[EXERCISE BRIEF]
Pick out every line of the entries below where "color" occurs, and copy those lines.

[start of RAW RECORDS]

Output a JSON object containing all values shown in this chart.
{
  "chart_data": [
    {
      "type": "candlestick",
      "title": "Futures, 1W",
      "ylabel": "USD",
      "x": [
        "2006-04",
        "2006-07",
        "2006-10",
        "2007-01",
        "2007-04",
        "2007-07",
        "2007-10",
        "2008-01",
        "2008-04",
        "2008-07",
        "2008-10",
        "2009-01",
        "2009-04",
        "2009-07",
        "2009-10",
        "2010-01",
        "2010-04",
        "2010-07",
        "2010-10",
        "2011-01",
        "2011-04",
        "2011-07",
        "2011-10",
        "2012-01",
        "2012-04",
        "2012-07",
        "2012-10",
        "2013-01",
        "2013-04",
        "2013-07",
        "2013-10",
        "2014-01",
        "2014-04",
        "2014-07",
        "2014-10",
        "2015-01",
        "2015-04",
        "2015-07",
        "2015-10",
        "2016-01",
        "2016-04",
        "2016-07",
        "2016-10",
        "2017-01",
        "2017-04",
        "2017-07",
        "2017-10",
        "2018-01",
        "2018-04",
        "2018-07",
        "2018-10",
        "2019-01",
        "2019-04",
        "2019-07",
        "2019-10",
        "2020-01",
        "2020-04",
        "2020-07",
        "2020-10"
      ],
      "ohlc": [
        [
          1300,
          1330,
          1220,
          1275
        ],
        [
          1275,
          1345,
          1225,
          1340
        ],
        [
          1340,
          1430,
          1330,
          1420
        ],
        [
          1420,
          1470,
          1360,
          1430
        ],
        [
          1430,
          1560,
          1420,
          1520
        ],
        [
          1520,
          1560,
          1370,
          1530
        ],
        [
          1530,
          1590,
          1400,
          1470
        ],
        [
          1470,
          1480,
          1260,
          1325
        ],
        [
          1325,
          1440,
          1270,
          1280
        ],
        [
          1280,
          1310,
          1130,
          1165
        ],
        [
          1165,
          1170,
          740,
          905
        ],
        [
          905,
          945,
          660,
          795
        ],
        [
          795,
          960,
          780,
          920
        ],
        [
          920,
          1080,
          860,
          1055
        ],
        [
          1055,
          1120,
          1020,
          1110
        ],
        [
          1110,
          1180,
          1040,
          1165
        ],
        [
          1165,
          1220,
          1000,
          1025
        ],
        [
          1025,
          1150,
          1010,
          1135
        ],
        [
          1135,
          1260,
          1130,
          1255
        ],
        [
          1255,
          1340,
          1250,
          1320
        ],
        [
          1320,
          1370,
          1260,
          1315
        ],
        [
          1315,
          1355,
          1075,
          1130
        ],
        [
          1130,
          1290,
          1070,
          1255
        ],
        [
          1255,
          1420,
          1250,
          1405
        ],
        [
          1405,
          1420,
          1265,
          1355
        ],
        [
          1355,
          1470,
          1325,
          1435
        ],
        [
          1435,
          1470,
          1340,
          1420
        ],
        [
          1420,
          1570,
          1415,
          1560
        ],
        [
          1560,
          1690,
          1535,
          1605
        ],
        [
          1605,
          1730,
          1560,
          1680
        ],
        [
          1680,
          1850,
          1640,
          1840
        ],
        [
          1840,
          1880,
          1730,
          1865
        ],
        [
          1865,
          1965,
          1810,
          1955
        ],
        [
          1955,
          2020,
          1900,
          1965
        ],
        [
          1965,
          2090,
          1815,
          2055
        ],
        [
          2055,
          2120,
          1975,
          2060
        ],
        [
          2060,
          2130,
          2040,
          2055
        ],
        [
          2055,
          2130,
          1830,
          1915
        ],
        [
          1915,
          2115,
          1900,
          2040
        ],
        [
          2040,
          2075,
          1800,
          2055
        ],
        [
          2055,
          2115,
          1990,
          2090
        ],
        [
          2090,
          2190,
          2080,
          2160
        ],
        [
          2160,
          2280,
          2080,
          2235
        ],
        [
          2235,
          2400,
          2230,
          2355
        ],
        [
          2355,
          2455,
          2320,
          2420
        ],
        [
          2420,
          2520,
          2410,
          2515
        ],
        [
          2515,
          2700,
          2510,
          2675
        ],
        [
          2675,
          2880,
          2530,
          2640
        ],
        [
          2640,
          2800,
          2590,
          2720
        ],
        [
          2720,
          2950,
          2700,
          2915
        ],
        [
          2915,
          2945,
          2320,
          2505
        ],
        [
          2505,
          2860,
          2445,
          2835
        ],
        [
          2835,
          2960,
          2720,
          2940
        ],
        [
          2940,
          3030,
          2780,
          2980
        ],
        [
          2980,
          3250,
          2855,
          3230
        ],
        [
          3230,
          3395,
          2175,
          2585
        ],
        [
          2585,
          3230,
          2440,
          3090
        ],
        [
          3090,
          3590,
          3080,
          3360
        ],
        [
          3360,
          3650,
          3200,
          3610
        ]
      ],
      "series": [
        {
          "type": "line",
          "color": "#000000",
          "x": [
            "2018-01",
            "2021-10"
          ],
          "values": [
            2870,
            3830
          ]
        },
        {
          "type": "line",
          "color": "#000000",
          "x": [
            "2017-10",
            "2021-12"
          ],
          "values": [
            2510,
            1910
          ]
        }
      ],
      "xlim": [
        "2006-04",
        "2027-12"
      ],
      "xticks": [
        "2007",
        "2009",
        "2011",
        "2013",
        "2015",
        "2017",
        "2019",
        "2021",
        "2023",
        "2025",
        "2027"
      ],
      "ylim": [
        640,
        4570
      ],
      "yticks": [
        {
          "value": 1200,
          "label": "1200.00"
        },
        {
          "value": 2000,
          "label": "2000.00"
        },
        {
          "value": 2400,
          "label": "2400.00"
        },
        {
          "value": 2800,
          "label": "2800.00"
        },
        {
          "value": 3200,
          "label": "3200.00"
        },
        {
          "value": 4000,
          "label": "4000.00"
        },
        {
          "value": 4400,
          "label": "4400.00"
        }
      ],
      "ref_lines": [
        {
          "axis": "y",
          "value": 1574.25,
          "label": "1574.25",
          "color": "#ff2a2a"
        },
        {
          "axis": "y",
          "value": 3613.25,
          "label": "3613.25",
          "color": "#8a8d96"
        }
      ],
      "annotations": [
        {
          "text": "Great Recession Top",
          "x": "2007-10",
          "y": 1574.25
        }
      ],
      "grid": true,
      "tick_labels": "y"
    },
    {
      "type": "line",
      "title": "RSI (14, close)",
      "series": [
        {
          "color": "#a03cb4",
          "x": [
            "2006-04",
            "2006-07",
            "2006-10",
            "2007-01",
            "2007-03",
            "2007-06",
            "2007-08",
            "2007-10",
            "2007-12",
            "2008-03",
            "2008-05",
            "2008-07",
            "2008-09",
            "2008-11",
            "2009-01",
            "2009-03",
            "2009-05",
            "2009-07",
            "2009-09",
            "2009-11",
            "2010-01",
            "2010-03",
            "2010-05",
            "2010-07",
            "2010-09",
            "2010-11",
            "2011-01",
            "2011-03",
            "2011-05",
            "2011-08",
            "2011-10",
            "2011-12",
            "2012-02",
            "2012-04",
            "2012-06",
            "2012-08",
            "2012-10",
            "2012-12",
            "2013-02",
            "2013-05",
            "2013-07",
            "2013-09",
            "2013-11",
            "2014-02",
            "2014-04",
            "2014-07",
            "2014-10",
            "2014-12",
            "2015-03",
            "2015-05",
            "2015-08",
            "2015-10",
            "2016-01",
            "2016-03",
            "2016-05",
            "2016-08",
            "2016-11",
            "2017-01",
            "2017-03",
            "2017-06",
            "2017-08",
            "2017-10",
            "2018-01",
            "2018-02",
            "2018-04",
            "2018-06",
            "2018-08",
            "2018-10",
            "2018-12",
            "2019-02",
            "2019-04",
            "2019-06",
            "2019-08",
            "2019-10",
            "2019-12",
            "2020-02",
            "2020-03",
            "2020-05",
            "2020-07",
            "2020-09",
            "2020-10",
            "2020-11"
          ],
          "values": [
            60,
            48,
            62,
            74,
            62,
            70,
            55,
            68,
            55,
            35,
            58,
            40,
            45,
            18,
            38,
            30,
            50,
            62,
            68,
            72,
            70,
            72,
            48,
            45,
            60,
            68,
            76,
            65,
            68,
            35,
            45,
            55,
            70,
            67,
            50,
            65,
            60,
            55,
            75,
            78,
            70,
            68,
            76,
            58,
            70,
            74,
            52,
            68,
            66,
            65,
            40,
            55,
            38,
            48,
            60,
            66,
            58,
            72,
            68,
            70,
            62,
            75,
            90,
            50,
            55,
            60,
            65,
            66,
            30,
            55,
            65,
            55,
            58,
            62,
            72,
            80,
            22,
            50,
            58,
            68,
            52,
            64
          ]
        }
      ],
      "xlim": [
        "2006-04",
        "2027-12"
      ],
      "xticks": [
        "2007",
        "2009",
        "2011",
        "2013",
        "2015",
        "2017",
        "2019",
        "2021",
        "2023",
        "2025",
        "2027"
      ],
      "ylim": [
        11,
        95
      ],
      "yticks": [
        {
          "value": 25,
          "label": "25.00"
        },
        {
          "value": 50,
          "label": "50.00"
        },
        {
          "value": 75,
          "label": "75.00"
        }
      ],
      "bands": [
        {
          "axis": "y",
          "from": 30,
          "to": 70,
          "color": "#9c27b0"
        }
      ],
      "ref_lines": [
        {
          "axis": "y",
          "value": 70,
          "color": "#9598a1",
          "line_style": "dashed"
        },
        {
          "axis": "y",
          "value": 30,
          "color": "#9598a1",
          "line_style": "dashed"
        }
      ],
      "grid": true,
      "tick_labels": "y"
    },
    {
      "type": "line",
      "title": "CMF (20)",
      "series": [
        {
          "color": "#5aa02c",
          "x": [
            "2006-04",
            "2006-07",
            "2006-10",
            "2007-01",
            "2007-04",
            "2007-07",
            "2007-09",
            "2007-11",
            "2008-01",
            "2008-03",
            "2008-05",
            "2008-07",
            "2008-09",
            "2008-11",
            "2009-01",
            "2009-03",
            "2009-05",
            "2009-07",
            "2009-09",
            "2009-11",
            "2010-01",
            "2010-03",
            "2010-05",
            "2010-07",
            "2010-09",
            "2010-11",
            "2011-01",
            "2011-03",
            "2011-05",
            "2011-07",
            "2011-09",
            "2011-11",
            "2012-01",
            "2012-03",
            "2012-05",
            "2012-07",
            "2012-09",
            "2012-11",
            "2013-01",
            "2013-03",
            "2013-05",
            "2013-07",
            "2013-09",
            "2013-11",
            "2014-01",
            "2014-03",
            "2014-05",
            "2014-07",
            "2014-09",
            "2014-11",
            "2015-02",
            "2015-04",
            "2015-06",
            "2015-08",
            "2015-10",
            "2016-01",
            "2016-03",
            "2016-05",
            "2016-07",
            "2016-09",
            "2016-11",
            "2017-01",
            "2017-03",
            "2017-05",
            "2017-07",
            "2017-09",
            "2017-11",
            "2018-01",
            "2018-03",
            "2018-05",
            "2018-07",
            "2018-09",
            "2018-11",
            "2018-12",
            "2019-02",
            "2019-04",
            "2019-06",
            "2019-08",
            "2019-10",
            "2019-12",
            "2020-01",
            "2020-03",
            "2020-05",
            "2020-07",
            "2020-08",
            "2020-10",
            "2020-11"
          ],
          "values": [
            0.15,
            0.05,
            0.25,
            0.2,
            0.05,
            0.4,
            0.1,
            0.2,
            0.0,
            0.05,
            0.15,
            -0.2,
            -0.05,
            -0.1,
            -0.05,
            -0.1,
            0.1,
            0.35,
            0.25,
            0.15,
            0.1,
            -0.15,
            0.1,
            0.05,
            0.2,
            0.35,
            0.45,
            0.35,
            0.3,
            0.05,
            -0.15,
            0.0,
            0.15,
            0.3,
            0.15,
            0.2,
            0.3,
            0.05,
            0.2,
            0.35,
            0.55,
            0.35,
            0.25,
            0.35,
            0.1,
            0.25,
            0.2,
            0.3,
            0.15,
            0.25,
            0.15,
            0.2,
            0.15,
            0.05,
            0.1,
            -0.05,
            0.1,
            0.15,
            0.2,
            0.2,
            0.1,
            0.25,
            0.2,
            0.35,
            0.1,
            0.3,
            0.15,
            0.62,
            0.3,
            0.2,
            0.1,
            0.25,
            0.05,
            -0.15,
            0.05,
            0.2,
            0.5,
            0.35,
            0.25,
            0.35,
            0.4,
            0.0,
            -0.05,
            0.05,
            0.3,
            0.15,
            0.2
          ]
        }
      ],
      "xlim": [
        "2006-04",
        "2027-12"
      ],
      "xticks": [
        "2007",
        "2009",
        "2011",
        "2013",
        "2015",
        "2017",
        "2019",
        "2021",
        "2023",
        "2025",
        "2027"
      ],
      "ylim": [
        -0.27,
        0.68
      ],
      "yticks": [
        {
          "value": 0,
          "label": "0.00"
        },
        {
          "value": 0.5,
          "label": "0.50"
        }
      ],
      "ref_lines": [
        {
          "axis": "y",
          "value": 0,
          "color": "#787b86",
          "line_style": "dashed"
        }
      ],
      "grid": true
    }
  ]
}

[end of RAW RECORDS]

[TASK RESPONSE]
          "color": "#000000",
          "color": "#000000",
          "color": "#ff2a2a"
          "color": "#8a8d96"
          "color": "#a03cb4",
          "color": "#9c27b0"
          "color": "#9598a1",
          "color": "#9598a1",
          "color": "#5aa02c",
          "color": "#787b86",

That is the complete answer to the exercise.